Exercise description:
Return verbatim every line of the records from the very first one through the line containing "plot-area bbox=[41, 21, 1158, 567]", including both of those lines.

Data entries:
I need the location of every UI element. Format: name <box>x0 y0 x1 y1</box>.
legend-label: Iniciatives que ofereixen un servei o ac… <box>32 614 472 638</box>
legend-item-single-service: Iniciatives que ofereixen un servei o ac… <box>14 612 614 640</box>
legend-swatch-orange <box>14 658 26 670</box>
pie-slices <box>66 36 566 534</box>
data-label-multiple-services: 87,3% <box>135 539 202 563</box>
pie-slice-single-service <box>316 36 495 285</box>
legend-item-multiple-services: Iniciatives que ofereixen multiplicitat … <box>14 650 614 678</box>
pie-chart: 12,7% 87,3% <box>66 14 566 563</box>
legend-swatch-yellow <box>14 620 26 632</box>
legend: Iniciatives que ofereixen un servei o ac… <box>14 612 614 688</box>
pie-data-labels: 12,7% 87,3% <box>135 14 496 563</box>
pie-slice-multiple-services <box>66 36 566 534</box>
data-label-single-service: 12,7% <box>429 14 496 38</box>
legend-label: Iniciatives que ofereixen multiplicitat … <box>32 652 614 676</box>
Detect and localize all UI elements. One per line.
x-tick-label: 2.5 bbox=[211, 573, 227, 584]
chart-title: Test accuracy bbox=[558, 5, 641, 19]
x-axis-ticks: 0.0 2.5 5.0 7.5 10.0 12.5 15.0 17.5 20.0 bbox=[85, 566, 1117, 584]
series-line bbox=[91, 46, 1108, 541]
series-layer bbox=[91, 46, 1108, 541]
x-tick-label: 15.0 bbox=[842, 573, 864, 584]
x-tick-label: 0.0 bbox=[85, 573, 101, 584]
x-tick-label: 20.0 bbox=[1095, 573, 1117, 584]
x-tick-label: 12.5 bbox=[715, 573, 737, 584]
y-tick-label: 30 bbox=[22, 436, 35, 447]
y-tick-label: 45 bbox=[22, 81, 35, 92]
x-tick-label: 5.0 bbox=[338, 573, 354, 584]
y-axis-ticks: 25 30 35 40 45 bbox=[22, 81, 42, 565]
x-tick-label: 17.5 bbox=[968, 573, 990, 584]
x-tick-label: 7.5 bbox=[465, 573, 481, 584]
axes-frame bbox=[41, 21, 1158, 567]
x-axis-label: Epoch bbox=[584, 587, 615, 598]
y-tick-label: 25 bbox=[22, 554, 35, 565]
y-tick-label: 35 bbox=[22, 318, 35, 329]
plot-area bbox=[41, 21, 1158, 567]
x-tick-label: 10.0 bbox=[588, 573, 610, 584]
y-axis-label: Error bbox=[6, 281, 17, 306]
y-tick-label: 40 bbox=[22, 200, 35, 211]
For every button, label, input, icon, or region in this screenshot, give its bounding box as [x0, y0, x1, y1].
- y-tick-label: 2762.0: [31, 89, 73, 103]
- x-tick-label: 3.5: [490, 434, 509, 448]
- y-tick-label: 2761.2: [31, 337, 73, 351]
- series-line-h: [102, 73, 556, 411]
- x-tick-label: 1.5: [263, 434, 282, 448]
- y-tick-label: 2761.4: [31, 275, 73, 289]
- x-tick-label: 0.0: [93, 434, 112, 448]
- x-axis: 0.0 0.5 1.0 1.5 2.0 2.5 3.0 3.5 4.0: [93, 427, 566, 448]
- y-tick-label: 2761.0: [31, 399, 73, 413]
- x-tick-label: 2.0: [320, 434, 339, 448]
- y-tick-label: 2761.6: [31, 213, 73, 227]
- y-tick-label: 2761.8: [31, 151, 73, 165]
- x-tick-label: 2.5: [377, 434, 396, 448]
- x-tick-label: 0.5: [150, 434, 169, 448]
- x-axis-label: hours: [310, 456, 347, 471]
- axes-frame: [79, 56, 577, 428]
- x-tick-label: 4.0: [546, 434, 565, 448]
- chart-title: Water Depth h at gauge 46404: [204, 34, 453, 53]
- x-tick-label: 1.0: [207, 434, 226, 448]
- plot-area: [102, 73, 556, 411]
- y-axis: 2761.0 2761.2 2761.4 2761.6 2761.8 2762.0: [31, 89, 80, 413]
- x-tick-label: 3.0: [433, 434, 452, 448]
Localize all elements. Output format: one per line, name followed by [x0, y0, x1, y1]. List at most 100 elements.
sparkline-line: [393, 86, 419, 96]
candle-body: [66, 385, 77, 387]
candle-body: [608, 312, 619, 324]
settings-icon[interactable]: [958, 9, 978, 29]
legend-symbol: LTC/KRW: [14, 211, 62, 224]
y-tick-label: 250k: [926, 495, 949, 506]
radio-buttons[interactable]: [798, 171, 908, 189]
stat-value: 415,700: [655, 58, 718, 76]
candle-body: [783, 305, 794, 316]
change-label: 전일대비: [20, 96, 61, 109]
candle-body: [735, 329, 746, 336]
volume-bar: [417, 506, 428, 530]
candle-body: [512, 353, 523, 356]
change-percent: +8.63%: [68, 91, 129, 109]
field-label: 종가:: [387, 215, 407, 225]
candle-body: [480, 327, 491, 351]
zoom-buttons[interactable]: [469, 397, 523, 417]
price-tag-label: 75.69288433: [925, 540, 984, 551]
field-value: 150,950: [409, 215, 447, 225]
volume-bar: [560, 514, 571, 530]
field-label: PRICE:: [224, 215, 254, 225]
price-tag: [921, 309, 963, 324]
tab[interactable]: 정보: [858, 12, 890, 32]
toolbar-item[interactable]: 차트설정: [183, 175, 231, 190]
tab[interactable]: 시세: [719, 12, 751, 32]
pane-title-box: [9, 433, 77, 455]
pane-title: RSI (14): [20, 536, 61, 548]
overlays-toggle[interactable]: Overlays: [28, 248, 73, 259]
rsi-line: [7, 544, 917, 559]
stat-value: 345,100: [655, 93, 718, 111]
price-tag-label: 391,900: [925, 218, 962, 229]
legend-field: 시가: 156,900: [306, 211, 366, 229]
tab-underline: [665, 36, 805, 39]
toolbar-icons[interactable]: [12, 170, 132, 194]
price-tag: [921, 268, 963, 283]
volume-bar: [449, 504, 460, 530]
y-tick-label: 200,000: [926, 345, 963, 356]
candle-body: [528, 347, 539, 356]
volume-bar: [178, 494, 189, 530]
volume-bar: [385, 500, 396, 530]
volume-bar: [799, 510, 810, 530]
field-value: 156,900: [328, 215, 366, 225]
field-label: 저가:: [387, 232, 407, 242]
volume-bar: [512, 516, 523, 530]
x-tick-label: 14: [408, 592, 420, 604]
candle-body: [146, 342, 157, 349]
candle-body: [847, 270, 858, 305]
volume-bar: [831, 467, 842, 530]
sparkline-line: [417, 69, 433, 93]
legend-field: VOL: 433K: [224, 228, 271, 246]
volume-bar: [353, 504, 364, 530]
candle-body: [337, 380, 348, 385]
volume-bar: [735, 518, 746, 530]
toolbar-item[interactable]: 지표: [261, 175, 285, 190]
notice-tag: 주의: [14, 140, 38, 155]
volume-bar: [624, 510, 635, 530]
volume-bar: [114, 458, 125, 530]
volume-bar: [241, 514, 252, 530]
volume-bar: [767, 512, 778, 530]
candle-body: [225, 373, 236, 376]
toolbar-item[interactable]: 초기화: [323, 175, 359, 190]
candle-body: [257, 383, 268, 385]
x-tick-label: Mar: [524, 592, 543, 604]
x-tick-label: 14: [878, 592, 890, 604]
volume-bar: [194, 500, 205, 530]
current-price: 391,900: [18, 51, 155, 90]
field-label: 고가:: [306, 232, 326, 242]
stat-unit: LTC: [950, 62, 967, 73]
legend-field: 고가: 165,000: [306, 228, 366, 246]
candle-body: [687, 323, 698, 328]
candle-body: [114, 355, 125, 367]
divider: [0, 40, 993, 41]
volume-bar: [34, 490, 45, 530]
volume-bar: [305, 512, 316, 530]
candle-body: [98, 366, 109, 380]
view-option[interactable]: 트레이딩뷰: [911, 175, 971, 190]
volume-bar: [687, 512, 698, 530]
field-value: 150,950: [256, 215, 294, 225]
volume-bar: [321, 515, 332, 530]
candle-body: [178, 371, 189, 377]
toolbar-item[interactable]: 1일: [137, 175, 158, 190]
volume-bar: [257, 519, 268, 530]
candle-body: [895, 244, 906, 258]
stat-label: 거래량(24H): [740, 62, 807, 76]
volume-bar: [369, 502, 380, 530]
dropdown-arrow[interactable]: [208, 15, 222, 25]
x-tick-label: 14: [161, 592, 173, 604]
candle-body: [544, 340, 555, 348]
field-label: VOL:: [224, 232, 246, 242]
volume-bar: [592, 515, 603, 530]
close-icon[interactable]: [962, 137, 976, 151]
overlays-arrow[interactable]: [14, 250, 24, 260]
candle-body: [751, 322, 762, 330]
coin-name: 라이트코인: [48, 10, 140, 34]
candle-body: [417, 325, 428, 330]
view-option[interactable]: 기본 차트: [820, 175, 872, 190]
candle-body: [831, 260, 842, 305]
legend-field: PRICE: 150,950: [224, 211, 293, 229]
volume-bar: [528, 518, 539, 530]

Full output:
I need the location of every UI element. Format: name <box>x0 y0 x1 y1</box>.
legend-label: Iniciatives que ofereixen un servei o ac… <box>32 614 472 638</box>
legend-item-single-service: Iniciatives que ofereixen un servei o ac… <box>14 612 614 640</box>
legend-swatch-orange <box>14 658 26 670</box>
pie-slices <box>66 36 566 534</box>
data-label-multiple-services: 87,3% <box>135 539 202 563</box>
pie-slice-single-service <box>316 36 495 285</box>
legend-item-multiple-services: Iniciatives que ofereixen multiplicitat … <box>14 650 614 678</box>
pie-chart: 12,7% 87,3% <box>66 14 566 563</box>
legend-swatch-yellow <box>14 620 26 632</box>
legend: Iniciatives que ofereixen un servei o ac… <box>14 612 614 688</box>
pie-data-labels: 12,7% 87,3% <box>135 14 496 563</box>
pie-slice-multiple-services <box>66 36 566 534</box>
data-label-single-service: 12,7% <box>429 14 496 38</box>
legend-label: Iniciatives que ofereixen multiplicitat … <box>32 652 614 676</box>
Detect and localize all UI elements. One per line.
x-tick-label: 2.5 bbox=[211, 573, 227, 584]
chart-title: Test accuracy bbox=[558, 5, 641, 19]
x-axis-ticks: 0.0 2.5 5.0 7.5 10.0 12.5 15.0 17.5 20.0 bbox=[85, 566, 1117, 584]
series-line bbox=[91, 46, 1108, 541]
series-layer bbox=[91, 46, 1108, 541]
x-tick-label: 15.0 bbox=[842, 573, 864, 584]
x-tick-label: 0.0 bbox=[85, 573, 101, 584]
x-tick-label: 20.0 bbox=[1095, 573, 1117, 584]
x-tick-label: 12.5 bbox=[715, 573, 737, 584]
y-tick-label: 30 bbox=[22, 436, 35, 447]
y-tick-label: 45 bbox=[22, 81, 35, 92]
x-tick-label: 5.0 bbox=[338, 573, 354, 584]
y-axis-ticks: 25 30 35 40 45 bbox=[22, 81, 42, 565]
x-tick-label: 17.5 bbox=[968, 573, 990, 584]
x-tick-label: 7.5 bbox=[465, 573, 481, 584]
axes-frame bbox=[41, 21, 1158, 567]
x-axis-label: Epoch bbox=[584, 587, 615, 598]
y-tick-label: 25 bbox=[22, 554, 35, 565]
y-tick-label: 35 bbox=[22, 318, 35, 329]
plot-area bbox=[41, 21, 1158, 567]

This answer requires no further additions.